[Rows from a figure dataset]
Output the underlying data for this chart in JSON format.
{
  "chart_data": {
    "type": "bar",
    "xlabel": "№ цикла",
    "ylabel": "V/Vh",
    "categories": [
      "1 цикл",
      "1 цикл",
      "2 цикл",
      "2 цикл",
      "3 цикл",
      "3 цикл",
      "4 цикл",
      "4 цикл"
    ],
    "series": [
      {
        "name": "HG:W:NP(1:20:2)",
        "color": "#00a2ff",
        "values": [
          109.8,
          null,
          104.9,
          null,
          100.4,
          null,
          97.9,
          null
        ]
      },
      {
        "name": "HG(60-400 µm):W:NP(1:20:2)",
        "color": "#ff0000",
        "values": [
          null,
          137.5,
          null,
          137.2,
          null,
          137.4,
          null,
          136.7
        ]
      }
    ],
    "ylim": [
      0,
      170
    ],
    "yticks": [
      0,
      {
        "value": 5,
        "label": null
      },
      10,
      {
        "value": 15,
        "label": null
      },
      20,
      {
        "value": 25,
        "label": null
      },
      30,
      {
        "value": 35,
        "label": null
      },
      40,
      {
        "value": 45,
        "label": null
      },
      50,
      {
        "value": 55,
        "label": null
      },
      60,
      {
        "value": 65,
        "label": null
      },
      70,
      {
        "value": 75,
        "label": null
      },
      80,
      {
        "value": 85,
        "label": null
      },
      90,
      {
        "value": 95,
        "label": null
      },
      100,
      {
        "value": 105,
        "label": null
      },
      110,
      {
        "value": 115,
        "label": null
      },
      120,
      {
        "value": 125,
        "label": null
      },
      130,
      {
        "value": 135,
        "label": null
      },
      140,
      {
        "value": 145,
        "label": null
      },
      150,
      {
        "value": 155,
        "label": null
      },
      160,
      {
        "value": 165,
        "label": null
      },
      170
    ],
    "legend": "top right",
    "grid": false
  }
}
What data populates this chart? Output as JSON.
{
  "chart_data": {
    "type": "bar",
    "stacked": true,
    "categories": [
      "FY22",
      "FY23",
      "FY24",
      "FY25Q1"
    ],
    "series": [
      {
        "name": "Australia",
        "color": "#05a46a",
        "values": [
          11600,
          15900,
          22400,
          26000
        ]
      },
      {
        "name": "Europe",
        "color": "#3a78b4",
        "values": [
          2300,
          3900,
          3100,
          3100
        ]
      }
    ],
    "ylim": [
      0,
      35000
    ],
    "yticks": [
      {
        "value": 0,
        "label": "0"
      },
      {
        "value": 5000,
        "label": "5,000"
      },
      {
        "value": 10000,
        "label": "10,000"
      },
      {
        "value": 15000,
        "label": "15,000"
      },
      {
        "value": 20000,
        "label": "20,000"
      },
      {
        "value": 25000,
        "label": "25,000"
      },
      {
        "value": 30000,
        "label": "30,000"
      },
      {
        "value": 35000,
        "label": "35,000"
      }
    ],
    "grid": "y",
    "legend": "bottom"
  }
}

*REQUIREMENT*
Return each line among the entries that holds the word "this".

*OUTPUT OF THE EXERCISE*
Output the underlying data for this chart in JSON format.
What data populates this chart? Output as JSON.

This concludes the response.